• DATA PROVIDED:
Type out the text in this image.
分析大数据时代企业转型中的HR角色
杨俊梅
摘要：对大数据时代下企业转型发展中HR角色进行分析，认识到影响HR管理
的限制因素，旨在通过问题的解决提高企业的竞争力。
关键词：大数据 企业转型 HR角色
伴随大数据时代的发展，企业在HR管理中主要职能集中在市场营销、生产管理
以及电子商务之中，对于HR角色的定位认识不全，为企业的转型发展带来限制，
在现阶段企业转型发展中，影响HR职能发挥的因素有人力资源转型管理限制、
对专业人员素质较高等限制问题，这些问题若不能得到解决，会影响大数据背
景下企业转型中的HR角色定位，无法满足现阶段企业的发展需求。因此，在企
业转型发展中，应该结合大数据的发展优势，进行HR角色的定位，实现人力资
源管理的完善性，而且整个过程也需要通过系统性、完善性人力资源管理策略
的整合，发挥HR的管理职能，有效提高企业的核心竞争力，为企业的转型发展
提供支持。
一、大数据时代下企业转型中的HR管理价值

==

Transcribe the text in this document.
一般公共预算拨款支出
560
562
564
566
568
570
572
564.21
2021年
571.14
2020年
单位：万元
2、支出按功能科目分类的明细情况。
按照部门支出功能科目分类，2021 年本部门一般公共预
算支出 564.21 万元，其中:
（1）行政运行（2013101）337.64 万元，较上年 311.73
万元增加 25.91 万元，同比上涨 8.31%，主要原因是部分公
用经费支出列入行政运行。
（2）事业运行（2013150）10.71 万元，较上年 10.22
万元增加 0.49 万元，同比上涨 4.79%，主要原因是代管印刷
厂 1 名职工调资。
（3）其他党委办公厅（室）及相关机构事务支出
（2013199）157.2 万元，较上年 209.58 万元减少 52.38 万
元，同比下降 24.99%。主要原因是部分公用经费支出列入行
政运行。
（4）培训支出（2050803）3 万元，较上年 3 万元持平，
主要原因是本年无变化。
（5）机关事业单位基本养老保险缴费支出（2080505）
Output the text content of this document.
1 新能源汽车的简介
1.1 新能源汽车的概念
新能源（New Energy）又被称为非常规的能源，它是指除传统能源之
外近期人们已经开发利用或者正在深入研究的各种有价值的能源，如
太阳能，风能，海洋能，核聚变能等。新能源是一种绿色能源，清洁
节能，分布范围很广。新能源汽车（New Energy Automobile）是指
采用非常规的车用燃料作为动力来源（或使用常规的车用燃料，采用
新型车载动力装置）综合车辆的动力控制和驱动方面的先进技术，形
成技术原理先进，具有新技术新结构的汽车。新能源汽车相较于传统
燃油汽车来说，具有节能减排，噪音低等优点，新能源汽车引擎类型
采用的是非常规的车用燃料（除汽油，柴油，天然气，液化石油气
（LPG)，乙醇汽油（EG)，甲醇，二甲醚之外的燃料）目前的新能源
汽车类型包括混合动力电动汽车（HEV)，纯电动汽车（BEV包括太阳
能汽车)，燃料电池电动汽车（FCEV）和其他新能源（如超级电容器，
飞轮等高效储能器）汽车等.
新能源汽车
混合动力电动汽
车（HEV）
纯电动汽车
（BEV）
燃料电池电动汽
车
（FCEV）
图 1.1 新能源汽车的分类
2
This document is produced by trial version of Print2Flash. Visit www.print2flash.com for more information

* * *

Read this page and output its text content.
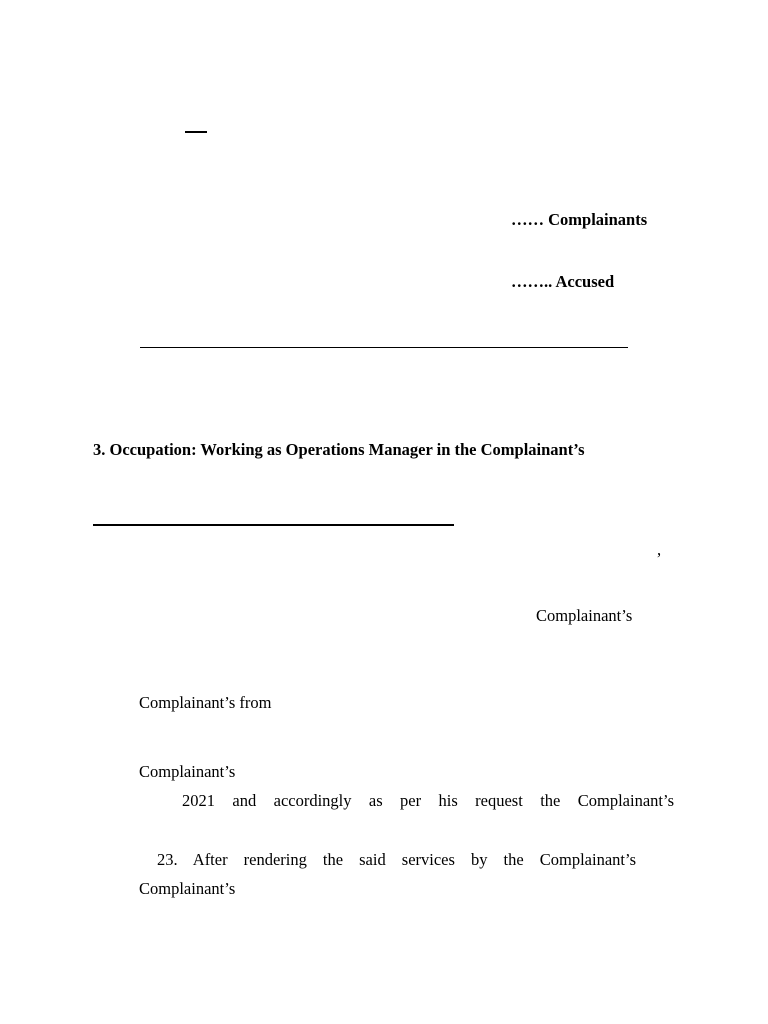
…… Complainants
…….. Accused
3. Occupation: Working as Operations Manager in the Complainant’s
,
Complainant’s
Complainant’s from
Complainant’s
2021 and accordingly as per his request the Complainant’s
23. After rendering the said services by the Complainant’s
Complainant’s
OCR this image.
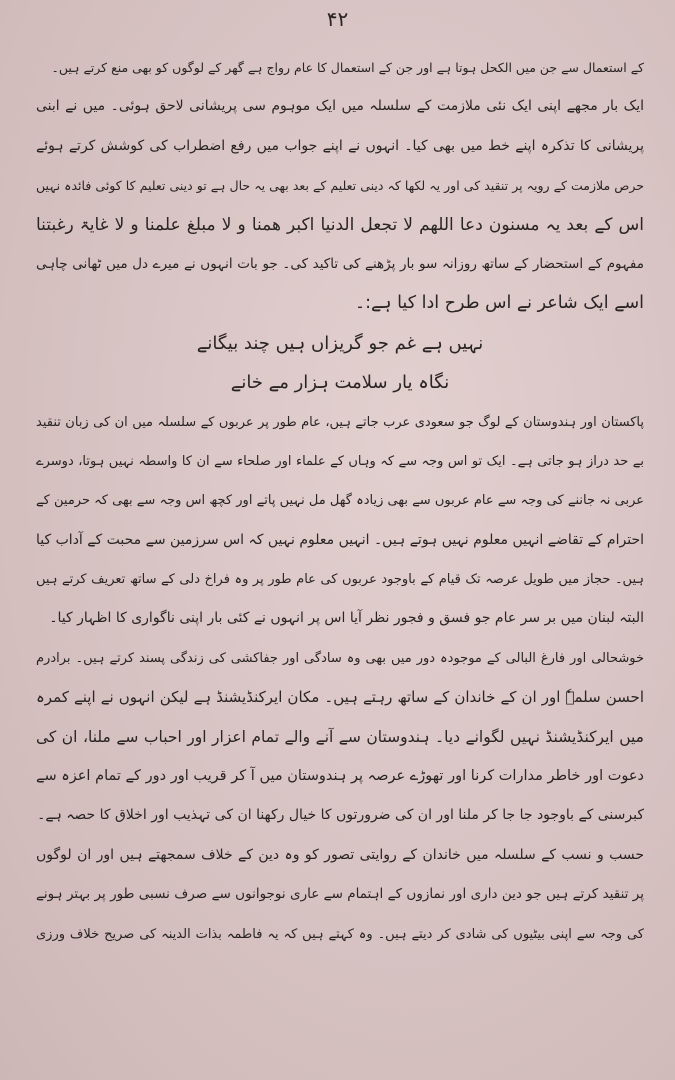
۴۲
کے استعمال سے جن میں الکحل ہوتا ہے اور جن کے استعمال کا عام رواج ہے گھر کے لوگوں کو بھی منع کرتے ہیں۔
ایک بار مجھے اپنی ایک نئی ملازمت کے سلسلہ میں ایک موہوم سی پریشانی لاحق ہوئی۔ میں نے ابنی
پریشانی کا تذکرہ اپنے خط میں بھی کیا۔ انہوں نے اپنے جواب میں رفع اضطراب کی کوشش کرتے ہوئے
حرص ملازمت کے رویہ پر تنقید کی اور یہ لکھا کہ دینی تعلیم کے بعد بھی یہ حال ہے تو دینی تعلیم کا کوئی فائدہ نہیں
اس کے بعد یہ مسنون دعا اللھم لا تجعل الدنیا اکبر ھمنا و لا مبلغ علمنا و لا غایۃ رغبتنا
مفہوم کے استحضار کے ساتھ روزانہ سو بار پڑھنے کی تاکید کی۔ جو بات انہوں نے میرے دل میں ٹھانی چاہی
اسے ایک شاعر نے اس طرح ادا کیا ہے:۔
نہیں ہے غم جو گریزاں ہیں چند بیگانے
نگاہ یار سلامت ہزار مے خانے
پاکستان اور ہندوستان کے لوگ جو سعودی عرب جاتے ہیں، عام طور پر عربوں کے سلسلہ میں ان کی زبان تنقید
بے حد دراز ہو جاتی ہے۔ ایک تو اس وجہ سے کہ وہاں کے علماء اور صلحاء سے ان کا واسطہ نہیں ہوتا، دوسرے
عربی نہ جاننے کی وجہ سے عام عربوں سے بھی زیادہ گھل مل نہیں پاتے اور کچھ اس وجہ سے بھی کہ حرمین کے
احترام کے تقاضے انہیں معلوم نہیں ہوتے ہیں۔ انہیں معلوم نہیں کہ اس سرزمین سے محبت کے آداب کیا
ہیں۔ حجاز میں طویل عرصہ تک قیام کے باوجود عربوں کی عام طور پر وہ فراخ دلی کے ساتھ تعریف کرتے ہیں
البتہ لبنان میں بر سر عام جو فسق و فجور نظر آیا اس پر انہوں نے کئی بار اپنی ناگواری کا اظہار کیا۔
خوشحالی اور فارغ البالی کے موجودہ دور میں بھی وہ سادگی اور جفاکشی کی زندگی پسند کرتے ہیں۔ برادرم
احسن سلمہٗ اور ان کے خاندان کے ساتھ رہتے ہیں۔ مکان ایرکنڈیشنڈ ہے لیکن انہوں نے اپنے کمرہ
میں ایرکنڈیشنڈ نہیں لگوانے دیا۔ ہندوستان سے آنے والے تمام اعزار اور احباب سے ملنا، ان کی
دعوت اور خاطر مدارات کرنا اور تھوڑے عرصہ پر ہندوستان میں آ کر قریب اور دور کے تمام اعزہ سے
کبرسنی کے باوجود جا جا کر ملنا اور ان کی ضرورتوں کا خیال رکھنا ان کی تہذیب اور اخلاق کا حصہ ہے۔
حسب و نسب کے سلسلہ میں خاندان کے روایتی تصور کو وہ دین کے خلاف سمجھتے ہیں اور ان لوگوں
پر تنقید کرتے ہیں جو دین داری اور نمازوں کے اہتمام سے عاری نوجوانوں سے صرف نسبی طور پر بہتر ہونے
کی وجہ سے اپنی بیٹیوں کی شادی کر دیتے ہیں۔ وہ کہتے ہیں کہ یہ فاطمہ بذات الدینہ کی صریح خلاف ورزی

• AIM OF THE TASK: Look through the material above and pick out each line holding the word "纯电动汽车".

• RESULT FOR THIS EXERCISE:
汽车类型包括混合动力电动汽车（HEV)，纯电动汽车（BEV包括太阳
纯电动汽车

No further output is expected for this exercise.